> Aim
Keep only the lines that hold the string "زہریلی", filtering out the rest of the entries below.

Excerpt from a dataset
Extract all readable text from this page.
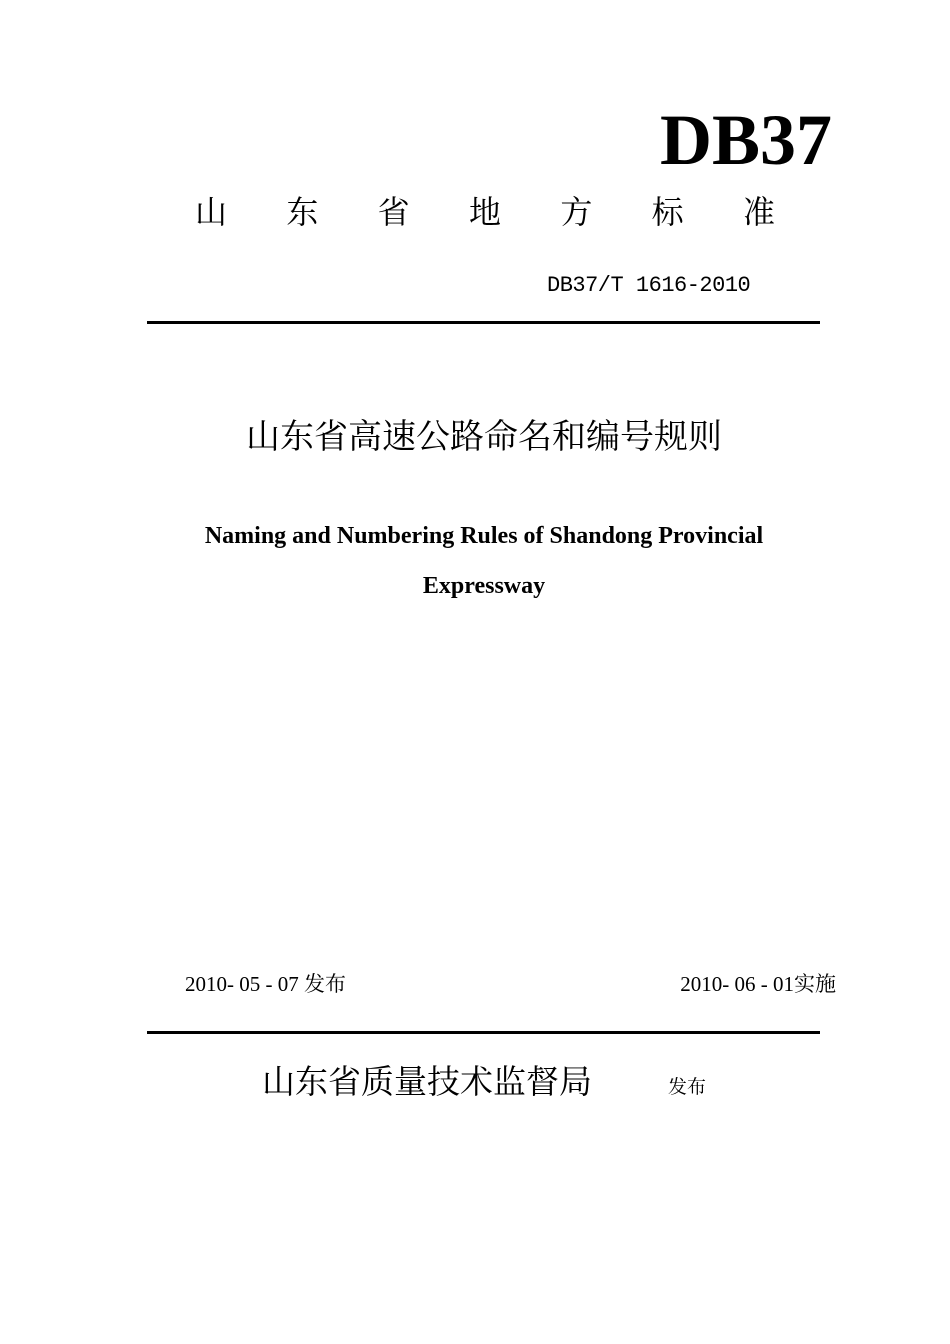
DB37
山 东 省 地 方 标 准
DB37/T 1616-2010
山东省高速公路命名和编号规则
Naming and Numbering Rules of Shandong Provincial
Expressway
2010- 05 - 07 发布	2010- 06 - 01实施
山东省质量技术监督局	发布
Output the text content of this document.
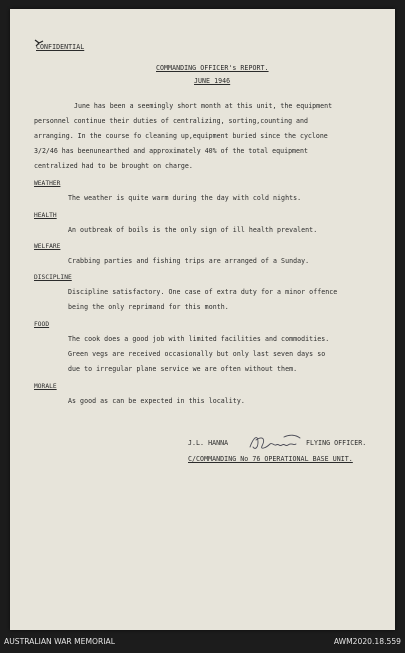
CONFIDENTIAL
COMMANDING OFFICER's REPORT.
JUNE 1946
June has been a seemingly short month at this unit, the equipment
personnel continue their duties of centralizing, sorting,counting and
arranging. In the course fo cleaning up,equipment buried since the cyclone
3/2/46 has beenunearthed and approximately 40% of the total equipment
centralized had to be brought on charge.
WEATHER
The weather is quite warm during the day with cold nights.
HEALTH
An outbreak of boils is the only sign of ill health prevalent.
WELFARE
Crabbing parties and fishing trips are arranged of a Sunday.
DISCIPLINE
Discipline satisfactory. One case of extra duty for a minor offence
being the only reprimand for this month.
FOOD
The cook does a good job with limited facilities and commodities.
Green vegs are received occasionally but only last seven days so
due to irregular plane service we are often without them.
MORALE
As good as can be expected in this locality.
J.L. HANNA	FLYING OFFICER.
C/COMMANDING No 76 OPERATIONAL BASE UNIT.
AUSTRALIAN WAR MEMORIAL	AWM2020.18.559
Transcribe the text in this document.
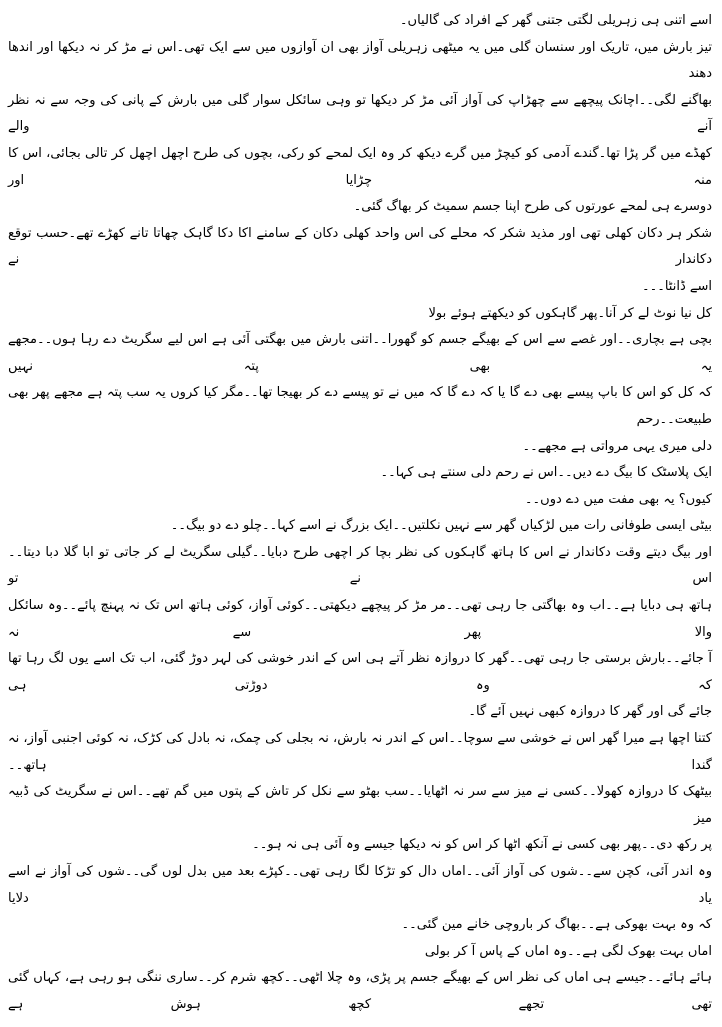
اسے اتنی ہی زہریلی لگتی جتنی گھر کے افراد کی گالیاں۔
تیز بارش میں، تاریک اور سنسان گلی میں یہ میٹھی زہریلی آواز بھی ان آوازوں میں سے ایک تھی۔اس نے مڑ کر نہ دیکھا اور اندھا دھند
بھاگنے لگی۔۔اچانک پیچھے سے چھڑاپ کی آواز آئی مڑ کر دیکھا تو وہی سائکل سوار گلی میں بارش کے پانی کی وجہ سے نہ نظر آنے والے
کھڈے میں گر پڑا تھا۔گندے آدمی کو کیچڑ میں گرے دیکھ کر وہ ایک لمحے کو رکی، بچوں کی طرح اچھل اچھل کر تالی بجائی، اس کا منہ چڑایا اور
دوسرے ہی لمحے عورتوں کی طرح اپنا جسم سمیٹ کر بھاگ گئی۔
شکر ہر دکان کھلی تھی اور مذید شکر کہ محلے کی اس واحد کھلی دکان کے سامنے اکا دکا گاہک چھاتا تانے کھڑے تھے۔حسب توقع دکاندار نے
اسے ڈانٹا۔۔۔
کل نیا نوٹ لے کر آنا۔پھر گاہکوں کو دیکھتے ہوئے بولا
بچی ہے بچاری۔۔اور غصے سے اس کے بھیگے جسم کو گھورا۔۔اتنی بارش میں بھگتی آئی ہے اس لیے سگریٹ دے رہا ہوں۔۔مجھے یہ بھی پتہ نہیں
کہ کل کو اس کا باپ پیسے بھی دے گا یا کہ دے گا کہ میں نے تو پیسے دے کر بھیجا تھا۔۔مگر کیا کروں یہ سب پتہ ہے مجھے پھر بھی طبیعت۔۔رحم
دلی میری یہی مرواتی ہے مجھے۔۔
ایک پلاسٹک کا بیگ دے دیں۔۔اس نے رحم دلی سنتے ہی کہا۔۔
کیوں؟ یہ بھی مفت میں دے دوں۔۔
بیٹی ایسی طوفانی رات میں لڑکیاں گھر سے نہیں نکلتیں۔۔ایک بزرگ نے اسے کہا۔۔چلو دے دو بیگ۔۔
اور بیگ دیتے وقت دکاندار نے اس کا ہاتھ گاہکوں کی نظر بچا کر اچھی طرح دبایا۔۔گیلی سگریٹ لے کر جاتی تو ابا گلا دبا دیتا۔۔اس نے تو
ہاتھ ہی دبایا ہے۔۔اب وہ بھاگتی جا رہی تھی۔۔مر مڑ کر پیچھے دیکھتی۔۔کوئی آواز، کوئی ہاتھ اس تک نہ پہنچ پائے۔۔وہ سائکل والا پھر سے نہ
آ جائے۔۔بارش برستی جا رہی تھی۔۔گھر کا دروازہ نظر آتے ہی اس کے اندر خوشی کی لہر دوڑ گئی، اب تک اسے یوں لگ رہا تھا کہ وہ دوڑتی ہی
جائے گی اور گھر کا دروازہ کبھی نہیں آئے گا۔
کتنا اچھا ہے میرا گھر اس نے خوشی سے سوچا۔۔اس کے اندر نہ بارش، نہ بجلی کی چمک، نہ بادل کی کڑک، نہ کوئی اجنبی آواز، نہ گندا ہاتھ۔۔
بیٹھک کا دروازہ کھولا۔۔کسی نے میز سے سر نہ اٹھایا۔۔سب بھٹو سے نکل کر تاش کے پتوں میں گم تھے۔۔اس نے سگریٹ کی ڈبیہ میز
پر رکھ دی۔۔پھر بھی کسی نے آنکھ اٹھا کر اس کو نہ دیکھا جیسے وہ آئی ہی نہ ہو۔۔
وہ اندر آئی، کچن سے۔۔شوں کی آواز آئی۔۔اماں دال کو تڑکا لگا رہی تھی۔۔کپڑے بعد میں بدل لوں گی۔۔شوں کی آواز نے اسے یاد دلایا
کہ وہ بہت بھوکی ہے۔۔بھاگ کر باروچی خانے مین گئی۔۔
اماں بہت بھوک لگی ہے۔۔وہ اماں کے پاس آ کر بولی
ہائے ہائے۔۔جیسے ہی اماں کی نظر اس کے بھیگے جسم پر پڑی، وہ چلا اٹھی۔۔کچھ شرم کر۔۔ساری ننگی ہو رہی ہے، کہاں گئی تھی تجھے کچھ ہوش ہے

> Complete response
اسے اتنی ہی زہریلی لگتی جتنی گھر کے افراد کی گالیاں۔
تیز بارش میں، تاریک اور سنسان گلی میں یہ میٹھی زہریلی آواز بھی ان آوازوں میں سے ایک تھی۔اس نے مڑ کر نہ دیکھا اور اندھا دھند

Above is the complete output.